__TASK TO CARRY OUT__: Copy every line in the records below that contains the word "JSON".

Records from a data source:

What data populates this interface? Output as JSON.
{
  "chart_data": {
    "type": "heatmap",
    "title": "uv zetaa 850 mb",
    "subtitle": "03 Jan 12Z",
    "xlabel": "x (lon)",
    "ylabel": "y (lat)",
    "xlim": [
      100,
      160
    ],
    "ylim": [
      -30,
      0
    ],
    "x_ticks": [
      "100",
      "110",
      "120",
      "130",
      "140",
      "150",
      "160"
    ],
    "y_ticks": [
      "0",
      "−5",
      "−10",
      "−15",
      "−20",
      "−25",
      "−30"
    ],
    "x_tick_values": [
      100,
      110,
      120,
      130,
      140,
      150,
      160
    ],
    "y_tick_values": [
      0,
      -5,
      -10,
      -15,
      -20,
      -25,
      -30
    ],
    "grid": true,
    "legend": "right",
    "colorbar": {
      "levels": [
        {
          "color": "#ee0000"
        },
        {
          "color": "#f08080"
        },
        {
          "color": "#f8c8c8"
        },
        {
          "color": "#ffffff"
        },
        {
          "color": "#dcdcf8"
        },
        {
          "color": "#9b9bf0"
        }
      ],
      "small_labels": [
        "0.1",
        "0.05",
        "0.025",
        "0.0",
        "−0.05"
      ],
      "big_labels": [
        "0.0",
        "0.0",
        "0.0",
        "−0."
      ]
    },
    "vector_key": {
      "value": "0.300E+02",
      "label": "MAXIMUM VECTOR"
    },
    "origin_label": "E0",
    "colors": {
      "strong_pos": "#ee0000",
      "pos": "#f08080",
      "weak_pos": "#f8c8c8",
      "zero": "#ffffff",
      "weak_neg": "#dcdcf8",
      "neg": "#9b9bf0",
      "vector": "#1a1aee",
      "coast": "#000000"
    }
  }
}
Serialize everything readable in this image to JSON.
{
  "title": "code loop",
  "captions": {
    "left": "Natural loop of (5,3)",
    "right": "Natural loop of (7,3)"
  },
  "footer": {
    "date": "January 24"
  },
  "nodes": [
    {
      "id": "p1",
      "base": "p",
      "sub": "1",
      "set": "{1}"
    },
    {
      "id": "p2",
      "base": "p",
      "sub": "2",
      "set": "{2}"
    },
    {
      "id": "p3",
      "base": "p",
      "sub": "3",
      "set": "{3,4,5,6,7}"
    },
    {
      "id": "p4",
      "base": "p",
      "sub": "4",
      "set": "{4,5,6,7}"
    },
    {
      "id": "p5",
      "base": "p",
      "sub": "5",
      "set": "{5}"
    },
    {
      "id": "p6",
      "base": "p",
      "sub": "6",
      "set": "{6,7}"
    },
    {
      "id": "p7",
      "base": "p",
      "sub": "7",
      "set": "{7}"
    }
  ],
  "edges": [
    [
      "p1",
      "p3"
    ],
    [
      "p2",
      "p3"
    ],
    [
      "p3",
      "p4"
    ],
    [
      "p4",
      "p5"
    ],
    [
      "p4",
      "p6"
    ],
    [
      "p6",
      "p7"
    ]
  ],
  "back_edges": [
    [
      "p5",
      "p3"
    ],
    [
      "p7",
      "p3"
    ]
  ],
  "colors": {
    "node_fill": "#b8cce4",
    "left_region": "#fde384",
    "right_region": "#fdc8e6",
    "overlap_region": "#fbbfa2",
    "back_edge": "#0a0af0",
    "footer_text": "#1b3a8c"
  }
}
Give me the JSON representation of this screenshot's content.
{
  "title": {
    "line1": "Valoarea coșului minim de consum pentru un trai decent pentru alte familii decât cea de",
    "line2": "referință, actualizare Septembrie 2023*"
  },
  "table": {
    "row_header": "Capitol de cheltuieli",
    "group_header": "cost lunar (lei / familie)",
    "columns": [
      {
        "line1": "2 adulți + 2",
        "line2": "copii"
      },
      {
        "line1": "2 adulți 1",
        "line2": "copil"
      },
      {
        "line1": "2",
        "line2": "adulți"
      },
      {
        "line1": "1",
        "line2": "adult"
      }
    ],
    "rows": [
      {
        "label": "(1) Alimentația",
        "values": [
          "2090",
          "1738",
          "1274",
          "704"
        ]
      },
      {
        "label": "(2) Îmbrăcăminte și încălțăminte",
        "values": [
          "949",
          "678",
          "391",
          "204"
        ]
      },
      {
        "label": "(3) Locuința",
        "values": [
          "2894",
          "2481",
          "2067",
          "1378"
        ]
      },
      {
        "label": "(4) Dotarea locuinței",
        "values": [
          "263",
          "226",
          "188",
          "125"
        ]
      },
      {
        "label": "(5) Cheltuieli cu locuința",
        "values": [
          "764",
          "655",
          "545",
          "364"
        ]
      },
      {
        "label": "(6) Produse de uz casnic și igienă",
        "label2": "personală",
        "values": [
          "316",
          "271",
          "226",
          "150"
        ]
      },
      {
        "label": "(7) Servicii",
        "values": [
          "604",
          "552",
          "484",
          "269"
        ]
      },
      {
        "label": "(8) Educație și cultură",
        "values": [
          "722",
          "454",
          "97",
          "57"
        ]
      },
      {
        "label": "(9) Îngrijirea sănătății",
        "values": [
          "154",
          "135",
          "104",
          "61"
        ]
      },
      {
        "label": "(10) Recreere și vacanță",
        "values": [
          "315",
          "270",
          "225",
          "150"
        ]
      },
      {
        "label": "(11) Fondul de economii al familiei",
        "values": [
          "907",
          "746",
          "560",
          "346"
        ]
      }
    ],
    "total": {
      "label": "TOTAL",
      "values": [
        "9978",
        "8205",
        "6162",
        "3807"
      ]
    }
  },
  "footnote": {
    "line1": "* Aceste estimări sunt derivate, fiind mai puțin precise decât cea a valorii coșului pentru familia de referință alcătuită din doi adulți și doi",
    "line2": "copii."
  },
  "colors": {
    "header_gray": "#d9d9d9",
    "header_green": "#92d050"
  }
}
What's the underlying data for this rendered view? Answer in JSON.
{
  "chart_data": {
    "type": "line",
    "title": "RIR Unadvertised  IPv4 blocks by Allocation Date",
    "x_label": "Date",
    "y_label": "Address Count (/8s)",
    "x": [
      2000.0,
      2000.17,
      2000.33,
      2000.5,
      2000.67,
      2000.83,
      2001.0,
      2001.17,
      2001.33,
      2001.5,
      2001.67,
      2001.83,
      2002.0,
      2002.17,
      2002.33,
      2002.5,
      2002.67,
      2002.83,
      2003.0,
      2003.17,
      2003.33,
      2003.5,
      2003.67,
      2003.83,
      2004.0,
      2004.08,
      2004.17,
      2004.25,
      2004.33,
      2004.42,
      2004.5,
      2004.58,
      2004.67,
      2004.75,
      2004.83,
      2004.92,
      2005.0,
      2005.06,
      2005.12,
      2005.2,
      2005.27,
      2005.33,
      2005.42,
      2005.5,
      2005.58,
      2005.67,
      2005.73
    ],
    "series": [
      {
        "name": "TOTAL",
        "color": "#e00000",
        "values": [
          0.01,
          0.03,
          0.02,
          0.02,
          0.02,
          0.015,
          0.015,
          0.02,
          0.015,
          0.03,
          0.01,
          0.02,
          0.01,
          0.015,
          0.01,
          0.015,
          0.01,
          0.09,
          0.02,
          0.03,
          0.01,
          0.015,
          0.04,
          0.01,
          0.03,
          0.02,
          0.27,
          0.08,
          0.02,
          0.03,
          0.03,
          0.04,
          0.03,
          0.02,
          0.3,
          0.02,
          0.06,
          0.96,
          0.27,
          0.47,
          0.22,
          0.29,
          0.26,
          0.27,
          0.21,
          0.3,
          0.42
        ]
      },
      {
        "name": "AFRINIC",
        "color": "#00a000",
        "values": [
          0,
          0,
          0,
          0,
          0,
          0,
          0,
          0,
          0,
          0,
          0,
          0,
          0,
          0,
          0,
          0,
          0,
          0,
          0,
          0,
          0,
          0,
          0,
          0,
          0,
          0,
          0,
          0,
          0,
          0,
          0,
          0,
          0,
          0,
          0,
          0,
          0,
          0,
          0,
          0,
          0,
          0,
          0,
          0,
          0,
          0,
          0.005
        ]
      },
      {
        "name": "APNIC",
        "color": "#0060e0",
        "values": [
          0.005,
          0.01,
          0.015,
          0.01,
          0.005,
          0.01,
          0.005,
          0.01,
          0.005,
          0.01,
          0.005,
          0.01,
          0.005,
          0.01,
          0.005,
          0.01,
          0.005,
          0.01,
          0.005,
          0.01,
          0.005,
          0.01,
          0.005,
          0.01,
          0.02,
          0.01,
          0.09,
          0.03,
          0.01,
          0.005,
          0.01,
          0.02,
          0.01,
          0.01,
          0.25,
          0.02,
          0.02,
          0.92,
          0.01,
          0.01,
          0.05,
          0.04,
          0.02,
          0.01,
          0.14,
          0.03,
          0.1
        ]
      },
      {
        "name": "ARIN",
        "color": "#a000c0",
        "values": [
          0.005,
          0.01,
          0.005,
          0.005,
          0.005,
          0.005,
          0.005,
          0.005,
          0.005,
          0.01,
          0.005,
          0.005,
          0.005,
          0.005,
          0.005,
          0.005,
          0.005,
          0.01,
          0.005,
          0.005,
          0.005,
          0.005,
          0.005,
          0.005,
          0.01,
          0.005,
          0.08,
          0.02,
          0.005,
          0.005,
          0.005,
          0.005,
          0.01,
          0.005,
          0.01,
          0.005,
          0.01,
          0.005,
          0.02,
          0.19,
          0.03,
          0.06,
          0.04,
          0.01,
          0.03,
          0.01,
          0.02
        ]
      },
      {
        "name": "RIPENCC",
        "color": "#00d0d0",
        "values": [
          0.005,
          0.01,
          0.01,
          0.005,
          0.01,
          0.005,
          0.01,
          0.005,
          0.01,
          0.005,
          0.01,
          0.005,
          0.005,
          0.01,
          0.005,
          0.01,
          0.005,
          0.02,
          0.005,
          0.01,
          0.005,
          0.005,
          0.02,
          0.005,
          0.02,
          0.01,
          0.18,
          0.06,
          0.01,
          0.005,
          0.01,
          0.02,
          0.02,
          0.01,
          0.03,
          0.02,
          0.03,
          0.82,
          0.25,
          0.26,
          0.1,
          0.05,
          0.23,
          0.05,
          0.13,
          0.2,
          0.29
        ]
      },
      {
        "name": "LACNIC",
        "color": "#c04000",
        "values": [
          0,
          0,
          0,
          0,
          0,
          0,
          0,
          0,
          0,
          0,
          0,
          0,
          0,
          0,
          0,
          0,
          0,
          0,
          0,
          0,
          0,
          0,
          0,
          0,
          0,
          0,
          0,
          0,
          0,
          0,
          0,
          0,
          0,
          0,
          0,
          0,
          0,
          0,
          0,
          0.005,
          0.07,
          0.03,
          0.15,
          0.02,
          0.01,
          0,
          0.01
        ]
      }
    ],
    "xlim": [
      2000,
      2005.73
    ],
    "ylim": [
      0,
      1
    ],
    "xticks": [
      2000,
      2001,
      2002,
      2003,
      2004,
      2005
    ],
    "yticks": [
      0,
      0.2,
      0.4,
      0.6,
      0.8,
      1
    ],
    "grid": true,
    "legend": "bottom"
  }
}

__TASK ANSWER__:
What data populates this interface? Output as JSON.
Serialize everything readable in this image to JSON.
Give me the JSON representation of this screenshot's content.
What's the underlying data for this rendered view? Answer in JSON.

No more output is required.